* _EXERCISE INSTRUCTIONS_
Each line containing the word "Мероприятие" must be collected.

━━ DATA RECORDS ━━

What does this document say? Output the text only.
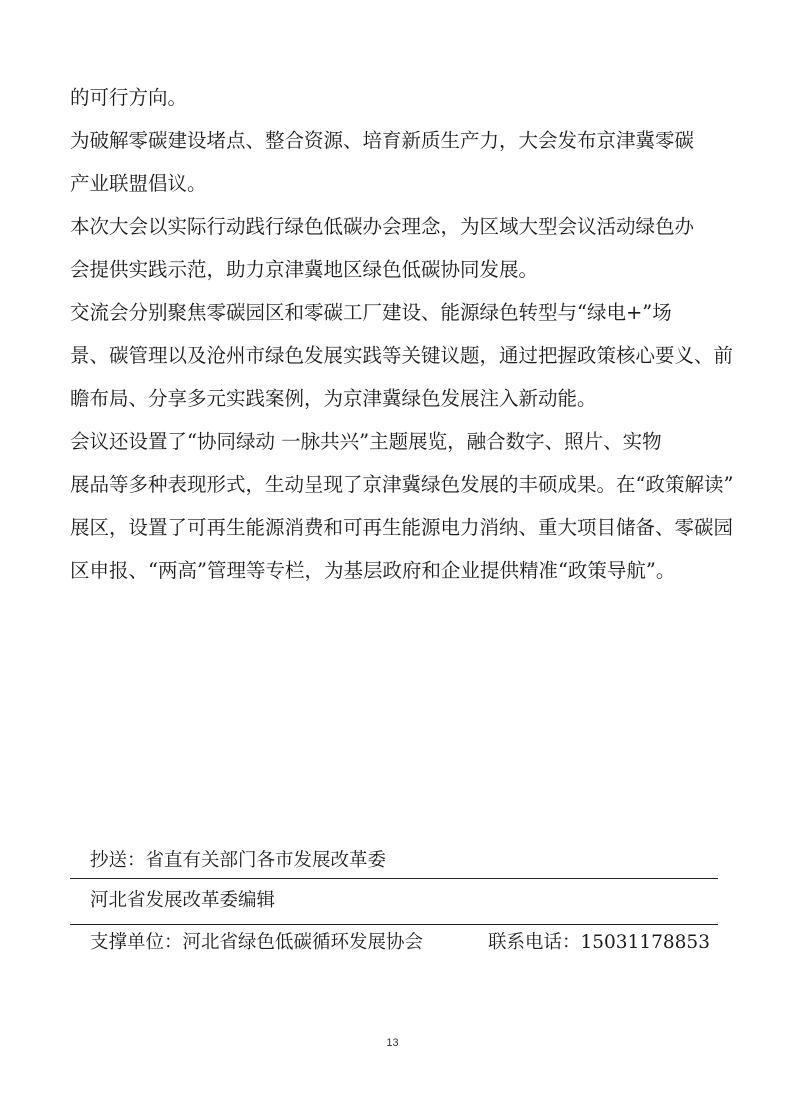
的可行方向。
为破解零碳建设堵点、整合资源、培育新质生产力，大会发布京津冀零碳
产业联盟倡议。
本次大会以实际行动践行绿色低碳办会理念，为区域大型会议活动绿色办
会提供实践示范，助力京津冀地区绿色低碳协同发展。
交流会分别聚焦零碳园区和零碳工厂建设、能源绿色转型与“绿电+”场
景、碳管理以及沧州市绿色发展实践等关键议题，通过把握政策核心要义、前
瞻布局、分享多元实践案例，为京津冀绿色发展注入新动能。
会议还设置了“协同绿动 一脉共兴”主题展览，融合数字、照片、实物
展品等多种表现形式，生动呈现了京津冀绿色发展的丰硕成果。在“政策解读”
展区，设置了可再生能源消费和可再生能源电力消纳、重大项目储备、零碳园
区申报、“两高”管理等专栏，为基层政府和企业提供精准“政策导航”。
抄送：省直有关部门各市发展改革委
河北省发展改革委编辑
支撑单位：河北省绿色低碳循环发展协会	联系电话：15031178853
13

━━━
━━ DATA RECORDS ━━

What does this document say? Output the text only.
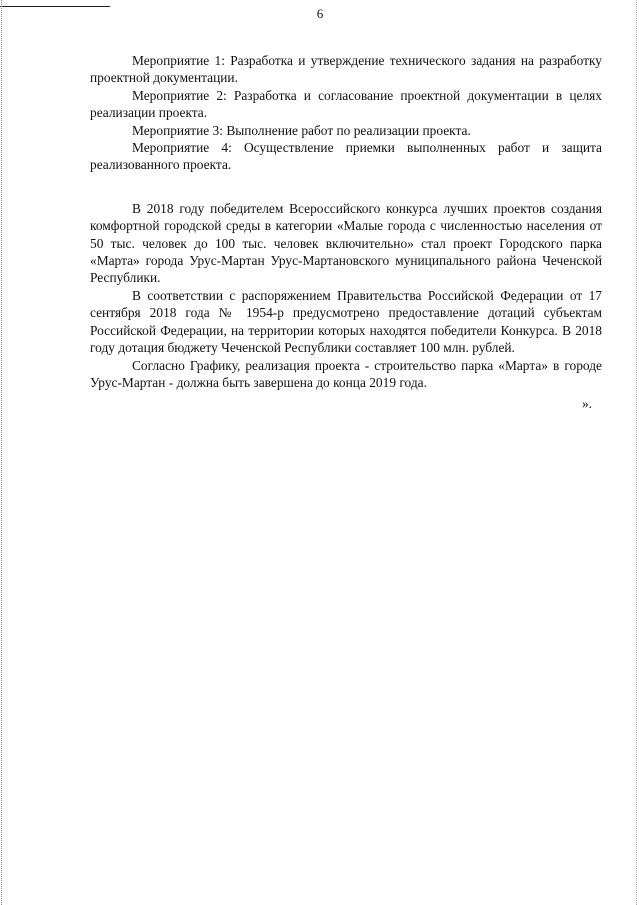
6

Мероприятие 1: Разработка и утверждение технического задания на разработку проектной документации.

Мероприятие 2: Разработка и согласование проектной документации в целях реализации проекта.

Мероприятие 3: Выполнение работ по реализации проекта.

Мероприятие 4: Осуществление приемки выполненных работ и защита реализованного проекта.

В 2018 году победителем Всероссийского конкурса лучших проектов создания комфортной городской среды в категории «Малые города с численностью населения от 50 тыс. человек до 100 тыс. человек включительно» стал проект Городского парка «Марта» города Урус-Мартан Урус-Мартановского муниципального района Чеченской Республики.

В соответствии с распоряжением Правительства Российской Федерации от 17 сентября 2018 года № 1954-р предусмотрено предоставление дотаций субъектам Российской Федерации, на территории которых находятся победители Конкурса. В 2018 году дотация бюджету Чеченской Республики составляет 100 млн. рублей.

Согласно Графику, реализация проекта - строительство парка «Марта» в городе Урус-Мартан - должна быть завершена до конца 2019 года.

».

━━━

* _SOLUTION TO THIS PROBLEM_
Мероприятие 1: Разработка и утверждение технического задания на разработку проектной документации.
Мероприятие 2: Разработка и согласование проектной документации в целях реализации проекта.
Мероприятие 3: Выполнение работ по реализации проекта.
Мероприятие 4: Осуществление приемки выполненных работ и защита реализованного проекта.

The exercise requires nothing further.